→ **Stated problem**: Check every line of the entries for "Должность", and copy the lines that hold it.

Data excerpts
--- begin ---
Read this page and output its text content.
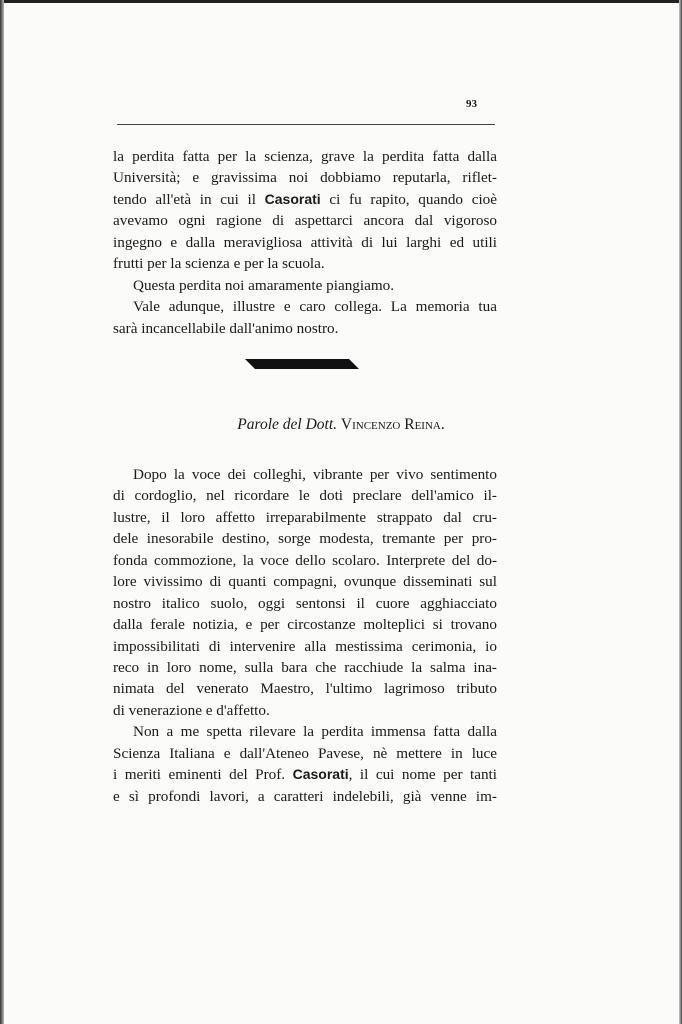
93
la perdita fatta per la scienza, grave la perdita fatta dalla
Università; e gravissima noi dobbiamo reputarla, riflet-
tendo all'età in cui il Casorati ci fu rapito, quando cioè
avevamo ogni ragione di aspettarci ancora dal vigoroso
ingegno e dalla meravigliosa attività di lui larghi ed utili
frutti per la scienza e per la scuola.
Questa perdita noi amaramente piangiamo.
Vale adunque, illustre e caro collega. La memoria tua
sarà incancellabile dall'animo nostro.
Parole del Dott. Vincenzo Reina.
Dopo la voce dei colleghi, vibrante per vivo sentimento
di cordoglio, nel ricordare le doti preclare dell'amico il-
lustre, il loro affetto irreparabilmente strappato dal cru-
dele inesorabile destino, sorge modesta, tremante per pro-
fonda commozione, la voce dello scolaro. Interprete del do-
lore vivissimo di quanti compagni, ovunque disseminati sul
nostro italico suolo, oggi sentonsi il cuore agghiacciato
dalla ferale notizia, e per circostanze molteplici si trovano
impossibilitati di intervenire alla mestissima cerimonia, io
reco in loro nome, sulla bara che racchiude la salma ina-
nimata del venerato Maestro, l'ultimo lagrimoso tributo
di venerazione e d'affetto.
Non a me spetta rilevare la perdita immensa fatta dalla
Scienza Italiana e dall'Ateneo Pavese, nè mettere in luce
i meriti eminenti del Prof. Casorati, il cui nome per tanti
e sì profondi lavori, a caratteri indelebili, già venne im-
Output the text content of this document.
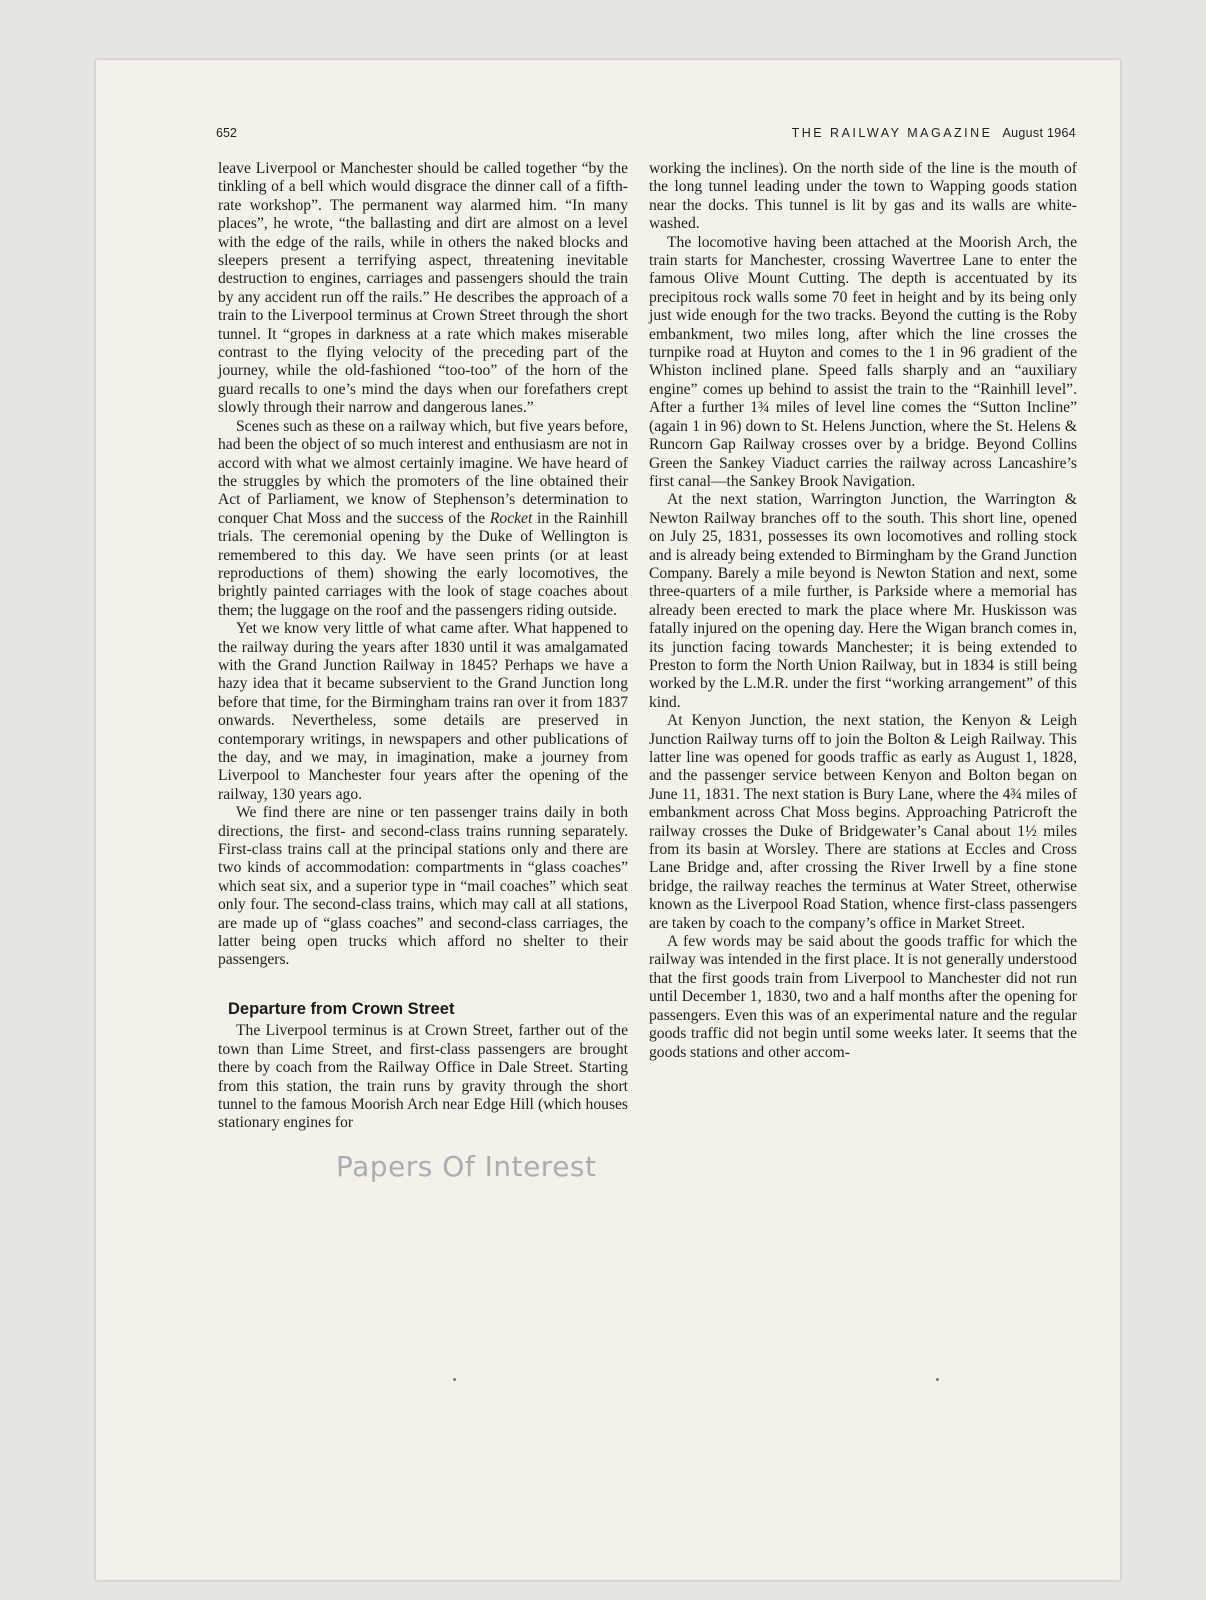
652	THE RAILWAY MAGAZINE August 1964

leave Liverpool or Manchester should be called together “by the tinkling of a bell which would disgrace the dinner call of a fifth-rate workshop”. The permanent way alarmed him. “In many places”, he wrote, “the ballasting and dirt are almost on a level with the edge of the rails, while in others the naked blocks and sleepers present a terrifying aspect, threatening inevitable destruction to engines, carriages and passengers should the train by any accident run off the rails.” He describes the approach of a train to the Liverpool terminus at Crown Street through the short tunnel. It “gropes in darkness at a rate which makes miserable contrast to the flying velocity of the preceding part of the journey, while the old-fashioned “too-too” of the horn of the guard recalls to one’s mind the days when our forefathers crept slowly through their narrow and dangerous lanes.”

Scenes such as these on a railway which, but five years before, had been the object of so much interest and enthusiasm are not in accord with what we almost certainly imagine. We have heard of the struggles by which the promoters of the line obtained their Act of Parliament, we know of Stephenson’s determination to conquer Chat Moss and the success of the Rocket in the Rainhill trials. The ceremonial opening by the Duke of Wellington is remembered to this day. We have seen prints (or at least reproductions of them) showing the early locomotives, the brightly painted carriages with the look of stage coaches about them; the luggage on the roof and the passengers riding outside.

Yet we know very little of what came after. What happened to the railway during the years after 1830 until it was amalgamated with the Grand Junction Railway in 1845? Perhaps we have a hazy idea that it became subservient to the Grand Junction long before that time, for the Birmingham trains ran over it from 1837 onwards. Nevertheless, some details are preserved in contemporary writings, in newspapers and other publications of the day, and we may, in imagination, make a journey from Liverpool to Manchester four years after the opening of the railway, 130 years ago.

We find there are nine or ten passenger trains daily in both directions, the first- and second-class trains running separately. First-class trains call at the principal stations only and there are two kinds of accommodation: compartments in “glass coaches” which seat six, and a superior type in “mail coaches” which seat only four. The second-class trains, which may call at all stations, are made up of “glass coaches” and second-class carriages, the latter being open trucks which afford no shelter to their passengers.

Departure from Crown Street

The Liverpool terminus is at Crown Street, farther out of the town than Lime Street, and first-class passengers are brought there by coach from the Railway Office in Dale Street. Starting from this station, the train runs by gravity through the short tunnel to the famous Moorish Arch near Edge Hill (which houses stationary engines for

working the inclines). On the north side of the line is the mouth of the long tunnel leading under the town to Wapping goods station near the docks. This tunnel is lit by gas and its walls are white-washed.

The locomotive having been attached at the Moorish Arch, the train starts for Manchester, crossing Wavertree Lane to enter the famous Olive Mount Cutting. The depth is accentuated by its precipitous rock walls some 70 feet in height and by its being only just wide enough for the two tracks. Beyond the cutting is the Roby embankment, two miles long, after which the line crosses the turnpike road at Huyton and comes to the 1 in 96 gradient of the Whiston inclined plane. Speed falls sharply and an “auxiliary engine” comes up behind to assist the train to the “Rainhill level”. After a further 1¾ miles of level line comes the “Sutton Incline” (again 1 in 96) down to St. Helens Junction, where the St. Helens & Runcorn Gap Railway crosses over by a bridge. Beyond Collins Green the Sankey Viaduct carries the railway across Lancashire’s first canal—the Sankey Brook Navigation.

At the next station, Warrington Junction, the Warrington & Newton Railway branches off to the south. This short line, opened on July 25, 1831, possesses its own locomotives and rolling stock and is already being extended to Birmingham by the Grand Junction Company. Barely a mile beyond is Newton Station and next, some three-quarters of a mile further, is Parkside where a memorial has already been erected to mark the place where Mr. Huskisson was fatally injured on the opening day. Here the Wigan branch comes in, its junction facing towards Manchester; it is being extended to Preston to form the North Union Railway, but in 1834 is still being worked by the L.M.R. under the first “working arrangement” of this kind.

At Kenyon Junction, the next station, the Kenyon & Leigh Junction Railway turns off to join the Bolton & Leigh Railway. This latter line was opened for goods traffic as early as August 1, 1828, and the passenger service between Kenyon and Bolton began on June 11, 1831. The next station is Bury Lane, where the 4¾ miles of embankment across Chat Moss begins. Approaching Patricroft the railway crosses the Duke of Bridgewater’s Canal about 1½ miles from its basin at Worsley. There are stations at Eccles and Cross Lane Bridge and, after crossing the River Irwell by a fine stone bridge, the railway reaches the terminus at Water Street, otherwise known as the Liverpool Road Station, whence first-class passengers are taken by coach to the company’s office in Market Street.

A few words may be said about the goods traffic for which the railway was intended in the first place. It is not generally understood that the first goods train from Liverpool to Manchester did not run until December 1, 1830, two and a half months after the opening for passengers. Even this was of an experimental nature and the regular goods traffic did not begin until some weeks later. It seems that the goods stations and other accom-

Papers Of Interest
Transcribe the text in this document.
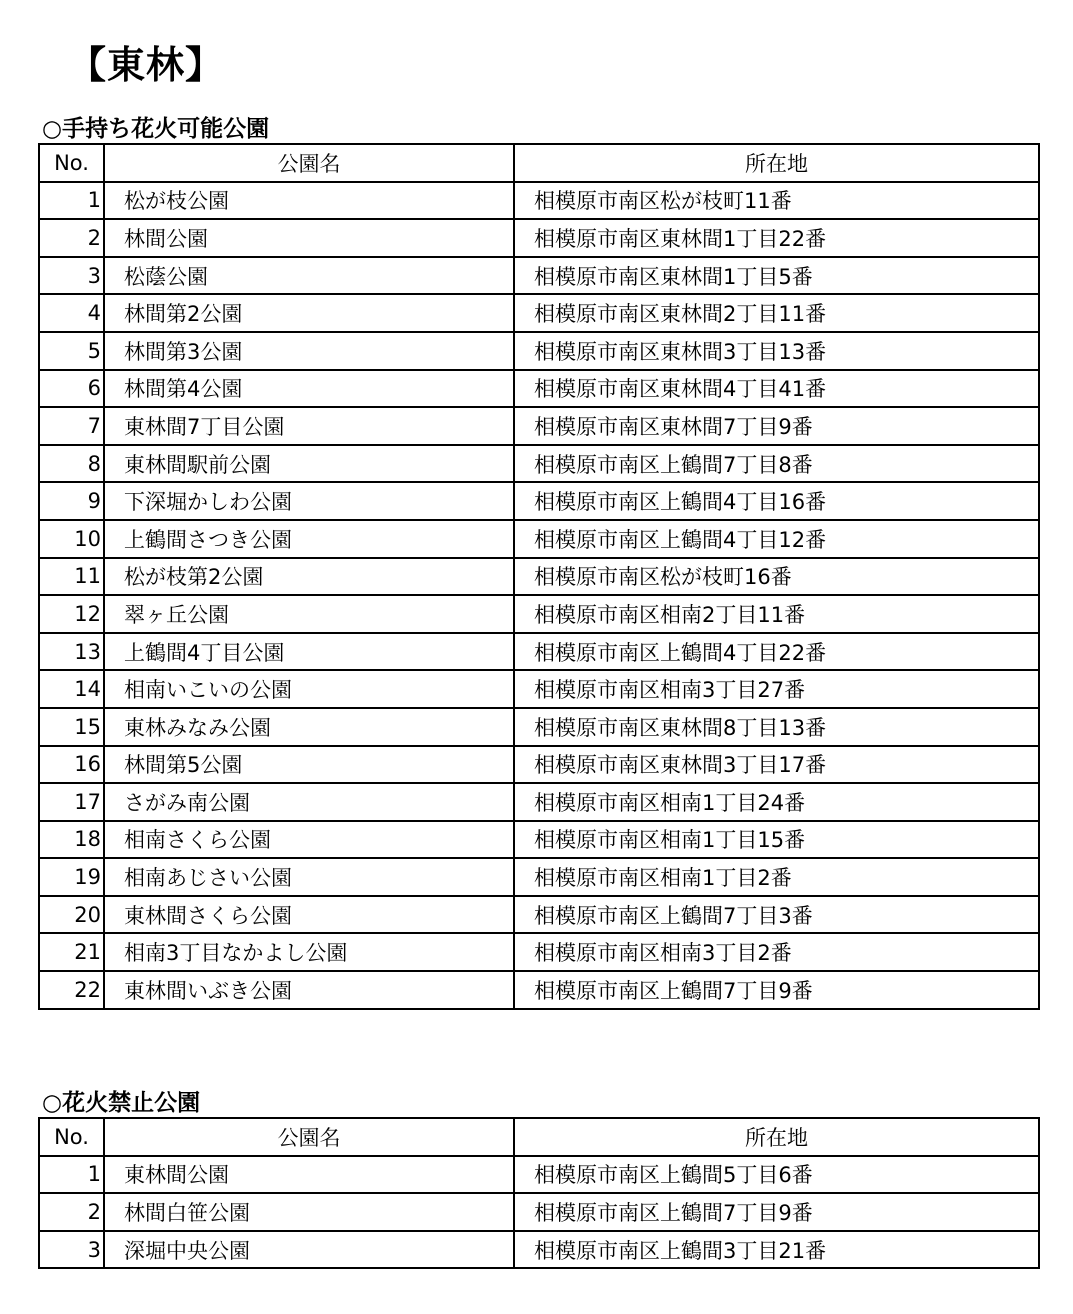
【東林】
○手持ち花火可能公園
No.	公園名	所在地
1	松が枝公園	相模原市南区松が枝町11番
2	林間公園	相模原市南区東林間1丁目22番
3	松蔭公園	相模原市南区東林間1丁目5番
4	林間第2公園	相模原市南区東林間2丁目11番
5	林間第3公園	相模原市南区東林間3丁目13番
6	林間第4公園	相模原市南区東林間4丁目41番
7	東林間7丁目公園	相模原市南区東林間7丁目9番
8	東林間駅前公園	相模原市南区上鶴間7丁目8番
9	下深堀かしわ公園	相模原市南区上鶴間4丁目16番
10	上鶴間さつき公園	相模原市南区上鶴間4丁目12番
11	松が枝第2公園	相模原市南区松が枝町16番
12	翠ヶ丘公園	相模原市南区相南2丁目11番
13	上鶴間4丁目公園	相模原市南区上鶴間4丁目22番
14	相南いこいの公園	相模原市南区相南3丁目27番
15	東林みなみ公園	相模原市南区東林間8丁目13番
16	林間第5公園	相模原市南区東林間3丁目17番
17	さがみ南公園	相模原市南区相南1丁目24番
18	相南さくら公園	相模原市南区相南1丁目15番
19	相南あじさい公園	相模原市南区相南1丁目2番
20	東林間さくら公園	相模原市南区上鶴間7丁目3番
21	相南3丁目なかよし公園	相模原市南区相南3丁目2番
22	東林間いぶき公園	相模原市南区上鶴間7丁目9番
○花火禁止公園
No.	公園名	所在地
1	東林間公園	相模原市南区上鶴間5丁目6番
2	林間白笹公園	相模原市南区上鶴間7丁目9番
3	深堀中央公園	相模原市南区上鶴間3丁目21番
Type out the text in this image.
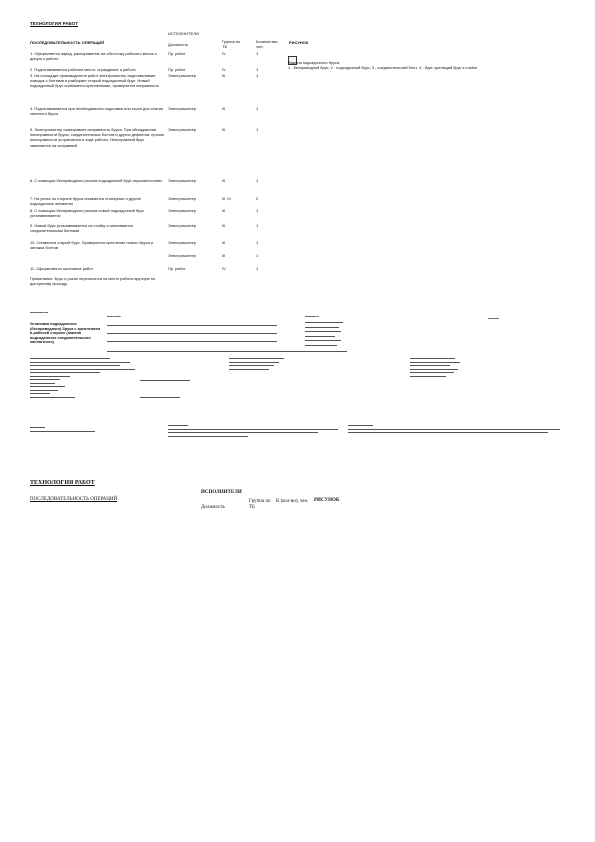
ТЕХНОЛОГИЯ РАБОТ
ИСПОЛНИТЕЛИ
ПОСЛЕДОВАТЕЛЬНОСТЬ ОПЕРАЦИЙ	Должность
Группа по ТБ
Количество, чел.
РИСУНОК
Замена подсадочного бруса:
1 - бесприводной брус; 2 - подсадочный брус; 3 - соединительный болт; 4 - бурт, крепящий брус к стойке
1. Оформляется наряд, распоряжение на обесточку рабочего места и допуск к работе
Пр. работ	IV	1
2. Подготавливается рабочее место: ограждение и работа	Пр. работ	IV	1
3. На площадке производителя работ электромонтер подготавливает поводок с болтами и разбирает старый подсадочный брус. Новый подсадочный брус снабжается креплениями, проверяется исправность
Электромонтер	III	1
4. Подготавливается при необходимости подставка или строп для снятия сменного бруса
Электромонтер	III	1
5. Электромонтер осматривает исправность бруса. При обнаружении неисправности бруса, соединительных болтов и других дефектов, прочие неисправности устраняются в ходе работы. Неисправный брус заменяется на исправный
Электромонтер	III	1
6. С помощью бесприводного рычага подсадочный брус опускается вниз	Электромонтер	III	1
7. На рельс по стороне бруса снимаются стопорные и другие подсадочные элементы
Электромонтер	III, III	2
8. С помощью бесприводного рычага новый подсадочный брус устанавливается
Электромонтер	III	1
9. Новый брус устанавливается на стойку и затягивается соединительными болтами
Электромонтер	III	1
10. Снимается старый брус. Проверяется крепление нового бруса и затяжка болтов
Электромонтер	III	1
Электромонтер	III	1
11. Оформляется окончание работ	Пр. работ	IV	1
Примечание. Брус и рычаг переносятся на место работы вручную по доступному проходу.
▬▬▬▬▬▬ ▬▬
Установка подсадочного (бесприводного) бруса с креплением в рабочей стороне (замена подсадочного соединительного контактного)
▬▬▬ ▬▬▬	▬▬▬▬▬ ▬
▬▬▬▬▬
ТЕХНОЛОГИЯ РАБОТ
ИСПОЛНИТЕЛИ
ПОСЛЕДОВАТЕЛЬНОСТЬ ОПЕРАЦИЙ
Должность
Группа по ТБ
К (кол-во), чел.	РИСУНОК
--- end ---
→ **Solution for this exercise**:
ПОСЛЕДОВАТЕЛЬНОСТЬ ОПЕРАЦИЙ	Должность
Должность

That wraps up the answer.